What to work on: In the listing below, count the lines containing the string "left" and state only the number.

Task material:
* * *

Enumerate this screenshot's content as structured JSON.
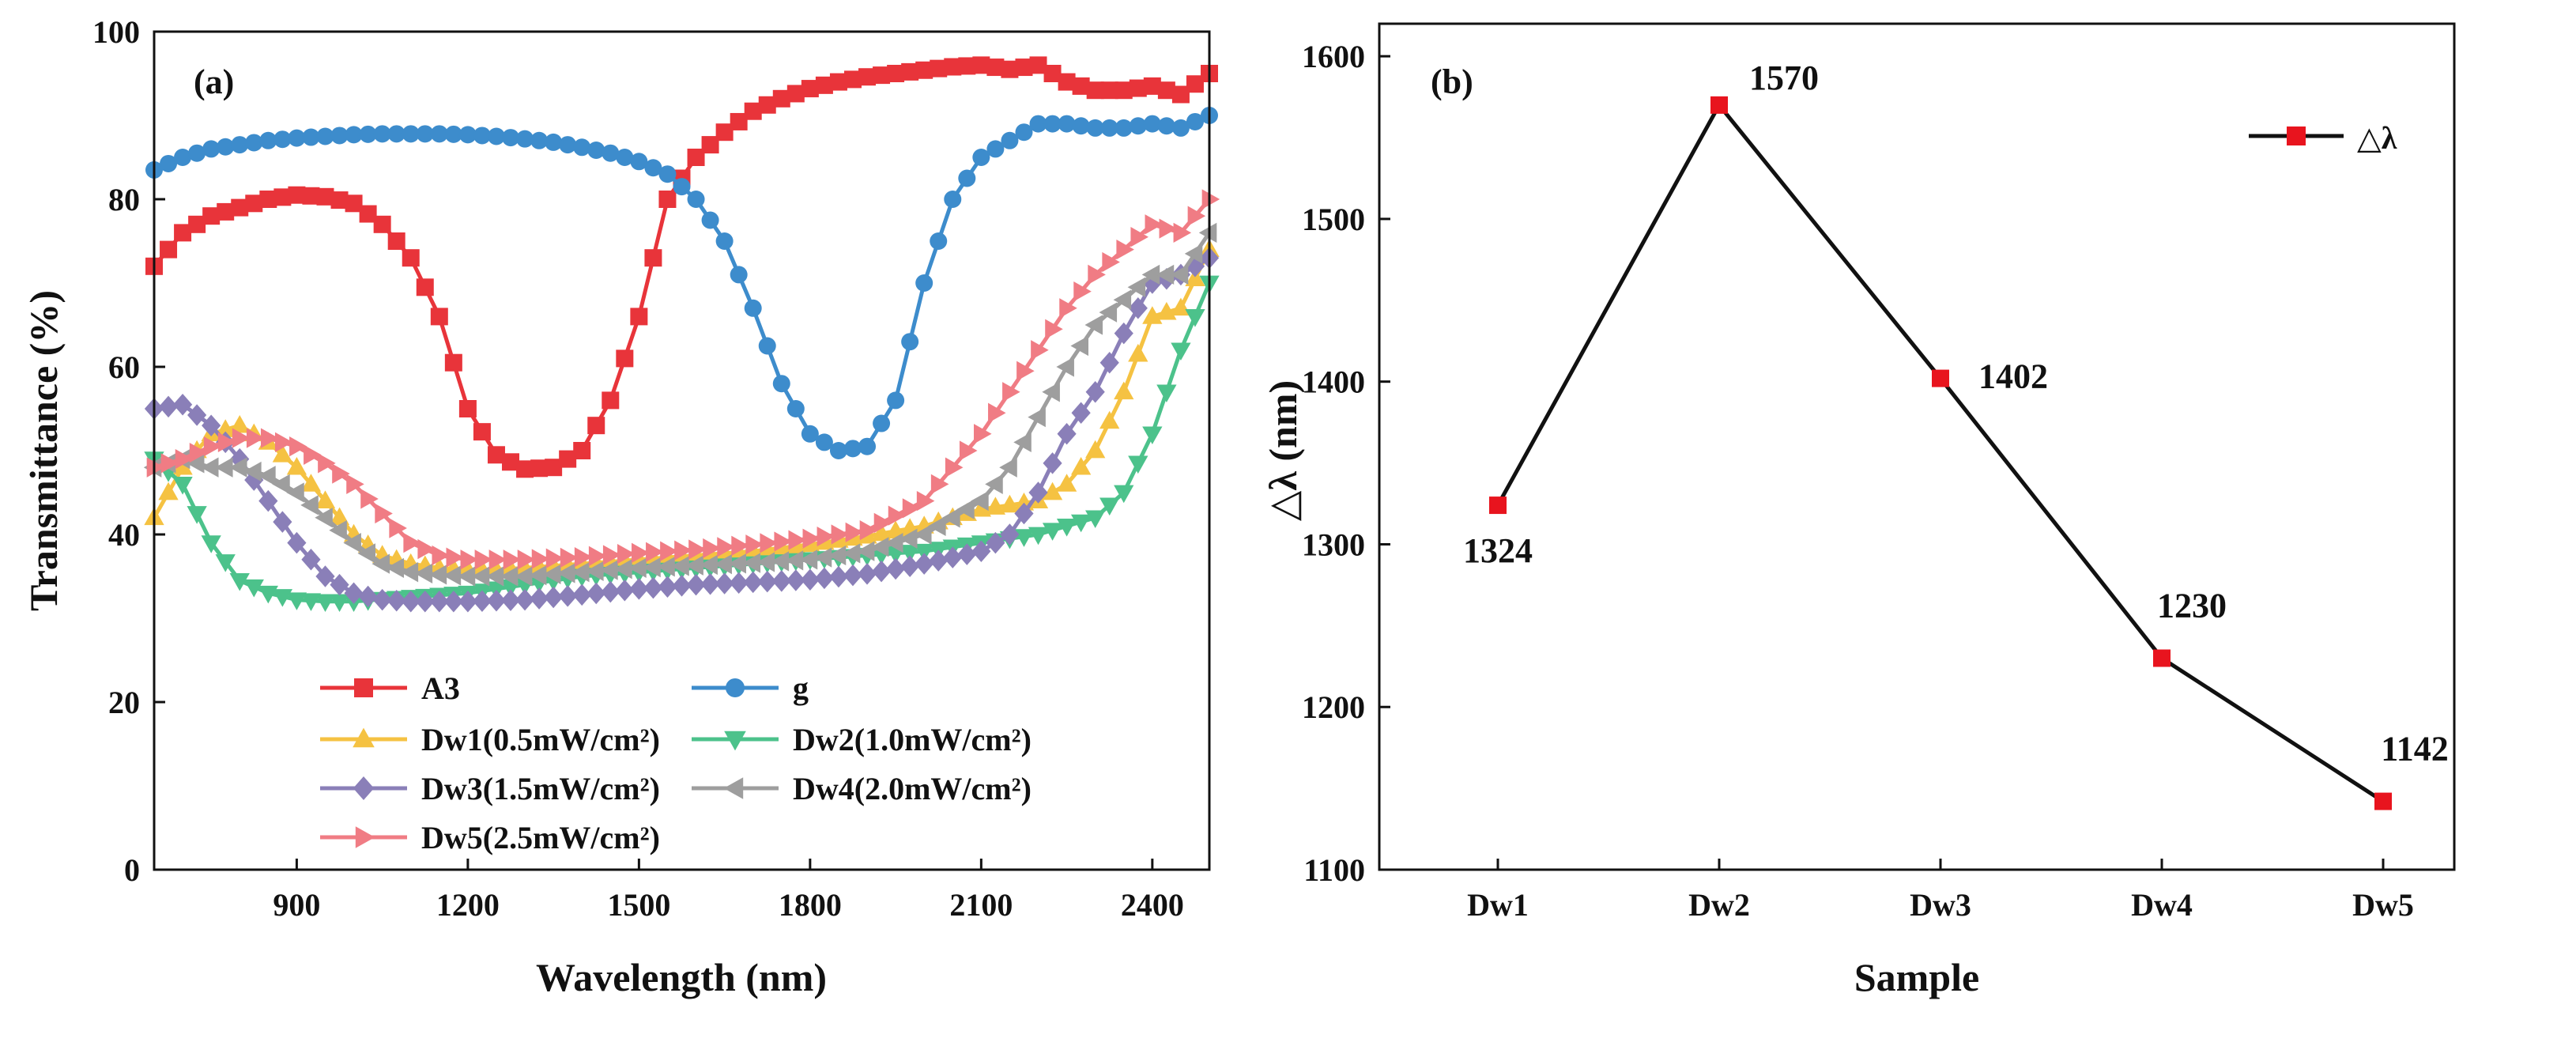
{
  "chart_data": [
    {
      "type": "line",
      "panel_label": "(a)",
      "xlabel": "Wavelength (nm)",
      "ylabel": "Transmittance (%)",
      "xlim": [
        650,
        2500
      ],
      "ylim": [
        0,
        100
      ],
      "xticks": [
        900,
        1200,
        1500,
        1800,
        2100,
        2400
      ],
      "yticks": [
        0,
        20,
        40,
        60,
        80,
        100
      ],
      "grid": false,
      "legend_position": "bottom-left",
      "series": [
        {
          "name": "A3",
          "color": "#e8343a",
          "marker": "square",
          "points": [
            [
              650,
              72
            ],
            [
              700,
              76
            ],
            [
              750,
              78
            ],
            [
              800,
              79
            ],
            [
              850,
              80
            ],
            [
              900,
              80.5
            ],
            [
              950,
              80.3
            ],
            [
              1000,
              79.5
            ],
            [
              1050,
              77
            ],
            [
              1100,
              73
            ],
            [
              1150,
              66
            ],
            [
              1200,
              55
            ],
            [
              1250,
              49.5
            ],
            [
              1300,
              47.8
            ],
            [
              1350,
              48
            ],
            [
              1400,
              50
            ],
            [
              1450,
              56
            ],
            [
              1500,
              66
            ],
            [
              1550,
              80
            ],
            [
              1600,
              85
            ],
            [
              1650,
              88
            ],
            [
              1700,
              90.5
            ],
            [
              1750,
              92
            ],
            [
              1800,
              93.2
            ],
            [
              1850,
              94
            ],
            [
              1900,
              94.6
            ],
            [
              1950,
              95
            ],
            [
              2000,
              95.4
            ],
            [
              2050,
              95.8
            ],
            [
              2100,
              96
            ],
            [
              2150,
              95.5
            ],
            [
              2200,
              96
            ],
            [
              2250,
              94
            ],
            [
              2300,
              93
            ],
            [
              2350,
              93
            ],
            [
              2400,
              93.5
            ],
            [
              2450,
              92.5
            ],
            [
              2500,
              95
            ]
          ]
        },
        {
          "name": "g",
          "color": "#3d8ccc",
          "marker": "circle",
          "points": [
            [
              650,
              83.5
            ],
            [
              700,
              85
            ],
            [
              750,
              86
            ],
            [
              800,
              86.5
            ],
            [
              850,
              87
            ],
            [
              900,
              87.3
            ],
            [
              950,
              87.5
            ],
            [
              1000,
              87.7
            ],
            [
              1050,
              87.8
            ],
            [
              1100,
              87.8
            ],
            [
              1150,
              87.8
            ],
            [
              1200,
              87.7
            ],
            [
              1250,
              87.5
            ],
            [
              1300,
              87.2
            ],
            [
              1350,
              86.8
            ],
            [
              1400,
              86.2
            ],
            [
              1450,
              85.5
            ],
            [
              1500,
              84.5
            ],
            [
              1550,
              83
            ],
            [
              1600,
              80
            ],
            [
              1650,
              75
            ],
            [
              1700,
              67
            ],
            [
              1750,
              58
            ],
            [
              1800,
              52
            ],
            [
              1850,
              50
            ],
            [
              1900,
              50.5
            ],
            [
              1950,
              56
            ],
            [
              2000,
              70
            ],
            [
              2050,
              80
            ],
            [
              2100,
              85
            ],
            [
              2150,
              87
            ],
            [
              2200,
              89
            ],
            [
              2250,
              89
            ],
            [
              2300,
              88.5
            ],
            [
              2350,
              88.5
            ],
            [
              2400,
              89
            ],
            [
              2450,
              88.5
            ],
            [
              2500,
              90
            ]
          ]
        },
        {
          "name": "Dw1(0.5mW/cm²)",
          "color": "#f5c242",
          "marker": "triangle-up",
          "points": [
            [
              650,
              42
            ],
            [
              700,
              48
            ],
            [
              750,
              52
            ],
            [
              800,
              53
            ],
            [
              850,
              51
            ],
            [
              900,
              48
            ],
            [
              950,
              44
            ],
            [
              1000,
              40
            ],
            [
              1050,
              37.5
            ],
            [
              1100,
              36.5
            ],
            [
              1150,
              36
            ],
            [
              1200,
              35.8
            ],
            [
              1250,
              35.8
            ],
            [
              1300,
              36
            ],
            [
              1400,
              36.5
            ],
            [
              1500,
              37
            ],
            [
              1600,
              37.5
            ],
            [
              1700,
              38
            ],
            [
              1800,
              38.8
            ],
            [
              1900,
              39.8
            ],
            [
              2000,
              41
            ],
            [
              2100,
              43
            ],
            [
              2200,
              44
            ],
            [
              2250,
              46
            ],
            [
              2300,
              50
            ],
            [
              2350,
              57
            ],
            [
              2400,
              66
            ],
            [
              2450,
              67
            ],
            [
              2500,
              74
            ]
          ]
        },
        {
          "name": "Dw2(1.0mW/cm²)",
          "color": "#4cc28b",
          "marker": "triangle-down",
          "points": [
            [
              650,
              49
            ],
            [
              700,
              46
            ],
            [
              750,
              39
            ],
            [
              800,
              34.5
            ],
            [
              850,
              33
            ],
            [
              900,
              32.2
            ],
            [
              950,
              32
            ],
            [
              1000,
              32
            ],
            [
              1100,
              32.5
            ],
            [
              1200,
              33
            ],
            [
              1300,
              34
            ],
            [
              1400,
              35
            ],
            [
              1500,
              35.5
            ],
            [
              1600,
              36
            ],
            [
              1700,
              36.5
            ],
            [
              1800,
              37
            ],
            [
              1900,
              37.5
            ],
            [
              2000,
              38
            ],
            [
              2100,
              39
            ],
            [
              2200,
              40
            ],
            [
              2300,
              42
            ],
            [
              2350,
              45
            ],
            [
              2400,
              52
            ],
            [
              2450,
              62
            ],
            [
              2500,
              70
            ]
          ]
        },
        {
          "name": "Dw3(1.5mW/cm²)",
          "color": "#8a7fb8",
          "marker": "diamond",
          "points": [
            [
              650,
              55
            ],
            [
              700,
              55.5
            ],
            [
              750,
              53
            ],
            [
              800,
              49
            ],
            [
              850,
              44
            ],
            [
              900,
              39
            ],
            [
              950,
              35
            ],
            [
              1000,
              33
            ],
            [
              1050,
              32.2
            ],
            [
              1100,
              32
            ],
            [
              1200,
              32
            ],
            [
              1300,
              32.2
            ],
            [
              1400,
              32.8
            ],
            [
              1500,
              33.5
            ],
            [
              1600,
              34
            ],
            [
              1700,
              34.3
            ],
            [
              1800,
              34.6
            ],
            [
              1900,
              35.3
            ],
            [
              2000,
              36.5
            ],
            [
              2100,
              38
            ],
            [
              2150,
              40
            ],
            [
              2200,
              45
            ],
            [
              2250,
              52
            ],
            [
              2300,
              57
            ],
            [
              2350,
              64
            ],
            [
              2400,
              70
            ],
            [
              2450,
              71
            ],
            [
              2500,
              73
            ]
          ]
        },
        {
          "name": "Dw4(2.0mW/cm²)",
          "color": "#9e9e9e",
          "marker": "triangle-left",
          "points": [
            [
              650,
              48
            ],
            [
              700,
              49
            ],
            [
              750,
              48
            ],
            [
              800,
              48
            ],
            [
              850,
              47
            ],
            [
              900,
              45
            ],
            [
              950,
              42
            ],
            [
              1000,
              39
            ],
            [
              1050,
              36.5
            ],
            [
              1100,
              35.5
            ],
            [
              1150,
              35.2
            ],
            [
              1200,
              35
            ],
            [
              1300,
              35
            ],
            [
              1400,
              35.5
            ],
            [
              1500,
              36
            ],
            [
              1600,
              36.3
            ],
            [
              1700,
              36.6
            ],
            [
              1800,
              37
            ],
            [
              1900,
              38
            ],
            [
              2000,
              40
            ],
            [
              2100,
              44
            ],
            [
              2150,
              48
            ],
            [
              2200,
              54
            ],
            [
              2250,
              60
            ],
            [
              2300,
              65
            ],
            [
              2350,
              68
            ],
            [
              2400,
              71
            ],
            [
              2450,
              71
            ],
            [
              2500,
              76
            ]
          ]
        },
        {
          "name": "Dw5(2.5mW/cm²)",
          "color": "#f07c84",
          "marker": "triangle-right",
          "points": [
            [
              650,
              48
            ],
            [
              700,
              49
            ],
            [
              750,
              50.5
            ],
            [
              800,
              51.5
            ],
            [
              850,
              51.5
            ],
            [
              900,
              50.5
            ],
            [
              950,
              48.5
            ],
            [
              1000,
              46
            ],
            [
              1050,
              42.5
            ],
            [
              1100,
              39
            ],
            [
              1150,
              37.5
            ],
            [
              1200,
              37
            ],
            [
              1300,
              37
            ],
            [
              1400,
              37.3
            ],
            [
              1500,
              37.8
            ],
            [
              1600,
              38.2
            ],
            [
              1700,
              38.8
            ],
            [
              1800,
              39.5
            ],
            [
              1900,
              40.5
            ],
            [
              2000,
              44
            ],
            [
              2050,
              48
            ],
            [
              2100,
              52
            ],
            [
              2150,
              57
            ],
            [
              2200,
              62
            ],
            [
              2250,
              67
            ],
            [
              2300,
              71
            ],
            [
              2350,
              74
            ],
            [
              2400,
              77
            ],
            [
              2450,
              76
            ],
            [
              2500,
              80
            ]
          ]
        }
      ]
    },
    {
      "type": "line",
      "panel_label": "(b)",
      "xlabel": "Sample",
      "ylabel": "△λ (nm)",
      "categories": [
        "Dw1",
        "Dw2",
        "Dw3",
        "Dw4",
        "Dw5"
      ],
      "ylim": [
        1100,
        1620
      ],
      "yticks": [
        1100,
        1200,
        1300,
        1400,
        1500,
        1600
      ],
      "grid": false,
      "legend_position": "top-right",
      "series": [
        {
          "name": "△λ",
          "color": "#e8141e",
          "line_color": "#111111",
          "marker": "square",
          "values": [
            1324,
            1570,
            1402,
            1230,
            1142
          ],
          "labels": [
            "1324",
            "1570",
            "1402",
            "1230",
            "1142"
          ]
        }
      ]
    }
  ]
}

* * *

The reply: 2